> [REQUIRED WORK]:
Transcribe the listing that follows in full, exactly, and drop its images.

> [DATA RECORDS]:
+--
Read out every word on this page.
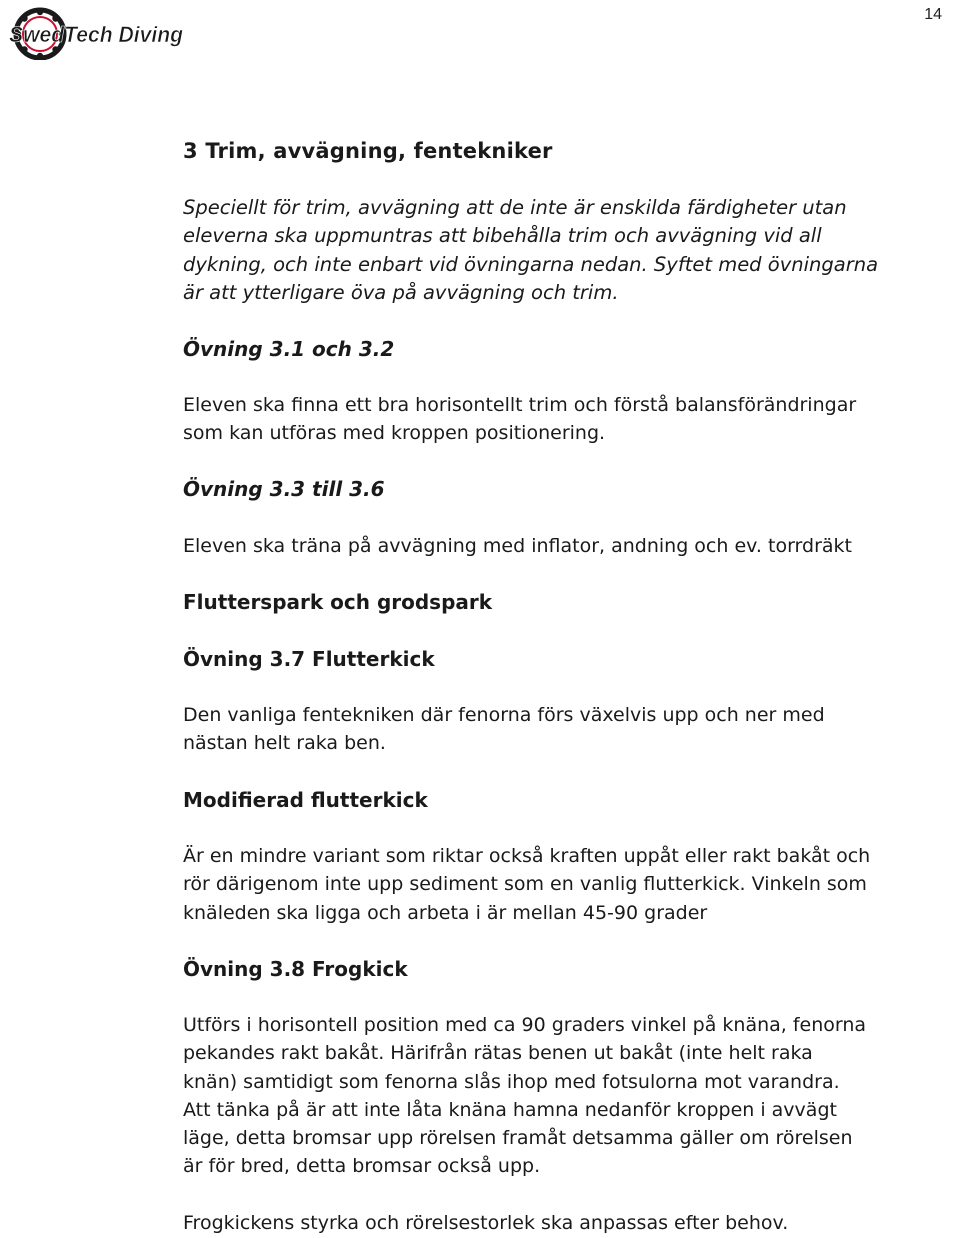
SwedTech Diving
14
3 Trim, avvägning, fentekniker
Speciellt för trim, avvägning att de inte är enskilda färdigheter utan
eleverna ska uppmuntras att bibehålla trim och avvägning vid all
dykning, och inte enbart vid övningarna nedan. Syftet med övningarna
är att ytterligare öva på avvägning och trim.
Övning 3.1 och 3.2
Eleven ska finna ett bra horisontellt trim och förstå balansförändringar
som kan utföras med kroppen positionering.
Övning 3.3 till 3.6
Eleven ska träna på avvägning med inflator, andning och ev. torrdräkt
Flutterspark och grodspark
Övning 3.7 Flutterkick
Den vanliga fentekniken där fenorna förs växelvis upp och ner med
nästan helt raka ben.
Modifierad flutterkick
Är en mindre variant som riktar också kraften uppåt eller rakt bakåt och
rör därigenom inte upp sediment som en vanlig flutterkick. Vinkeln som
knäleden ska ligga och arbeta i är mellan 45-90 grader
Övning 3.8 Frogkick
Utförs i horisontell position med ca 90 graders vinkel på knäna, fenorna
pekandes rakt bakåt. Härifrån rätas benen ut bakåt (inte helt raka
knän) samtidigt som fenorna slås ihop med fotsulorna mot varandra.
Att tänka på är att inte låta knäna hamna nedanför kroppen i avvägt
läge, detta bromsar upp rörelsen framåt detsamma gäller om rörelsen
är för bred, detta bromsar också upp.

Frogkickens styrka och rörelsestorlek ska anpassas efter behov.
+--
> [EXERCISE OUTPUT]:
Read out every word on this page.
SwedTech Diving
14
3 Trim, avvägning, fentekniker
Speciellt för trim, avvägning att de inte är enskilda färdigheter utan
eleverna ska uppmuntras att bibehålla trim och avvägning vid all
dykning, och inte enbart vid övningarna nedan. Syftet med övningarna
är att ytterligare öva på avvägning och trim.
Övning 3.1 och 3.2
Eleven ska finna ett bra horisontellt trim och förstå balansförändringar
som kan utföras med kroppen positionering.
Övning 3.3 till 3.6
Eleven ska träna på avvägning med inflator, andning och ev. torrdräkt
Flutterspark och grodspark
Övning 3.7 Flutterkick
Den vanliga fentekniken där fenorna förs växelvis upp och ner med
nästan helt raka ben.
Modifierad flutterkick
Är en mindre variant som riktar också kraften uppåt eller rakt bakåt och
rör därigenom inte upp sediment som en vanlig flutterkick. Vinkeln som
knäleden ska ligga och arbeta i är mellan 45-90 grader
Övning 3.8 Frogkick
Utförs i horisontell position med ca 90 graders vinkel på knäna, fenorna
pekandes rakt bakåt. Härifrån rätas benen ut bakåt (inte helt raka
knän) samtidigt som fenorna slås ihop med fotsulorna mot varandra.
Att tänka på är att inte låta knäna hamna nedanför kroppen i avvägt
läge, detta bromsar upp rörelsen framåt detsamma gäller om rörelsen
är för bred, detta bromsar också upp.

Frogkickens styrka och rörelsestorlek ska anpassas efter behov.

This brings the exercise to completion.